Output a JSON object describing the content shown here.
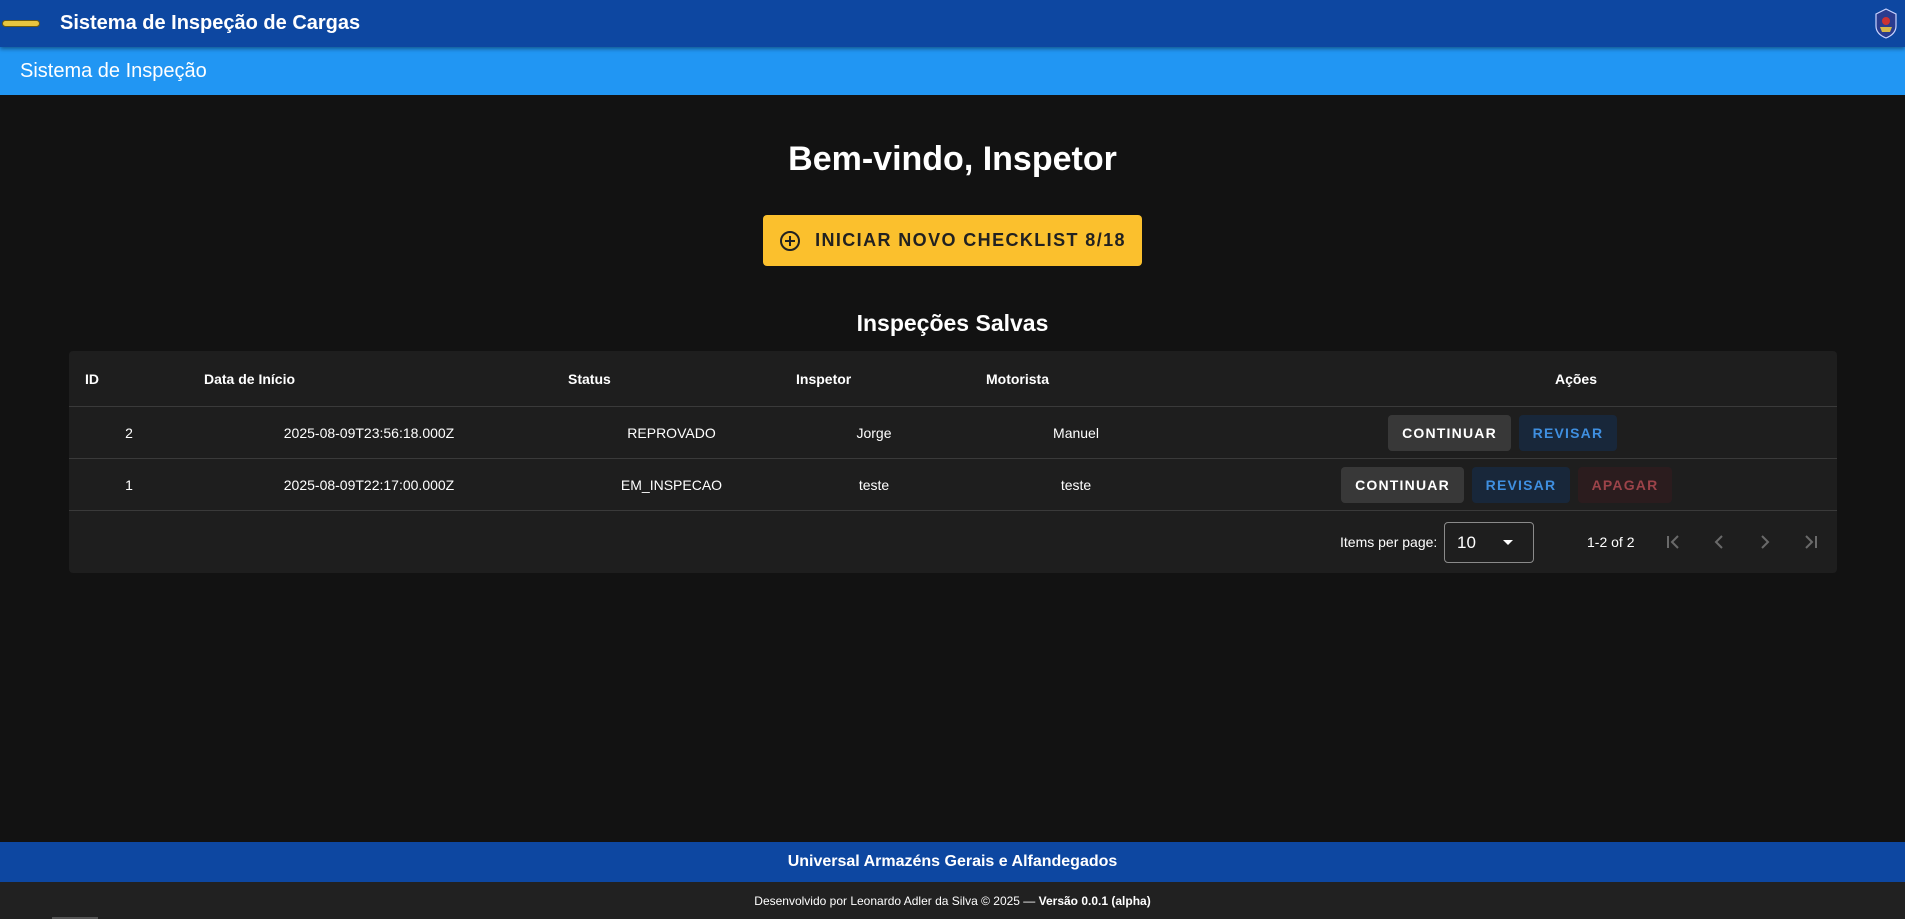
{
  "header": {
    "app_title": "Sistema de Inspeção de Cargas",
    "left_logo_icon": "company-badge-icon",
    "right_logo_icon": "crest-emblem-icon"
  },
  "subheader": {
    "title": "Sistema de Inspeção"
  },
  "main": {
    "welcome": "Bem-vindo, Inspetor",
    "new_checklist_button": "INICIAR NOVO CHECKLIST 8/18",
    "new_checklist_icon": "add-circle-icon",
    "saved_title": "Inspeções Salvas"
  },
  "table": {
    "headers": {
      "id": "ID",
      "start": "Data de Início",
      "status": "Status",
      "inspector": "Inspetor",
      "driver": "Motorista",
      "actions": "Ações"
    },
    "rows": [
      {
        "id": "2",
        "start": "2025-08-09T23:56:18.000Z",
        "status": "REPROVADO",
        "inspector": "Jorge",
        "driver": "Manuel",
        "continue": "CONTINUAR",
        "review": "REVISAR"
      },
      {
        "id": "1",
        "start": "2025-08-09T22:17:00.000Z",
        "status": "EM_INSPECAO",
        "inspector": "teste",
        "driver": "teste",
        "continue": "CONTINUAR",
        "review": "REVISAR",
        "delete": "APAGAR"
      }
    ]
  },
  "pagination": {
    "items_per_page_label": "Items per page:",
    "items_per_page_value": "10",
    "range": "1-2 of 2"
  },
  "footer": {
    "company": "Universal Armazéns Gerais e Alfandegados",
    "credit": "Desenvolvido por Leonardo Adler da Silva © 2025 —",
    "version": "Versão 0.0.1 (alpha)"
  },
  "colors": {
    "header_blue": "#0d47a1",
    "subheader_blue": "#2196f3",
    "background": "#121212",
    "card": "#1e1e1e",
    "accent_yellow": "#fbc02d",
    "review_blue": "#3f8fe0",
    "delete_red": "#9c4349"
  }
}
----
### Task objective
Skip the images and write out the rest of the listing exactly.

### Written answer
Output a JSON object describing the content shown here.
{
  "header": {
    "app_title": "Sistema de Inspeção de Cargas",
    "left_logo_icon": "company-badge-icon",
    "right_logo_icon": "crest-emblem-icon"
  },
  "subheader": {
    "title": "Sistema de Inspeção"
  },
  "main": {
    "welcome": "Bem-vindo, Inspetor",
    "new_checklist_button": "INICIAR NOVO CHECKLIST 8/18",
    "new_checklist_icon": "add-circle-icon",
    "saved_title": "Inspeções Salvas"
  },
  "table": {
    "headers": {
      "id": "ID",
      "start": "Data de Início",
      "status": "Status",
      "inspector": "Inspetor",
      "driver": "Motorista",
      "actions": "Ações"
    },
    "rows": [
      {
        "id": "2",
        "start": "2025-08-09T23:56:18.000Z",
        "status": "REPROVADO",
        "inspector": "Jorge",
        "driver": "Manuel",
        "continue": "CONTINUAR",
        "review": "REVISAR"
      },
      {
        "id": "1",
        "start": "2025-08-09T22:17:00.000Z",
        "status": "EM_INSPECAO",
        "inspector": "teste",
        "driver": "teste",
        "continue": "CONTINUAR",
        "review": "REVISAR",
        "delete": "APAGAR"
      }
    ]
  },
  "pagination": {
    "items_per_page_label": "Items per page:",
    "items_per_page_value": "10",
    "range": "1-2 of 2"
  },
  "footer": {
    "company": "Universal Armazéns Gerais e Alfandegados",
    "credit": "Desenvolvido por Leonardo Adler da Silva © 2025 —",
    "version": "Versão 0.0.1 (alpha)"
  },
  "colors": {
    "header_blue": "#0d47a1",
    "subheader_blue": "#2196f3",
    "background": "#121212",
    "card": "#1e1e1e",
    "accent_yellow": "#fbc02d",
    "review_blue": "#3f8fe0",
    "delete_red": "#9c4349"
  }
}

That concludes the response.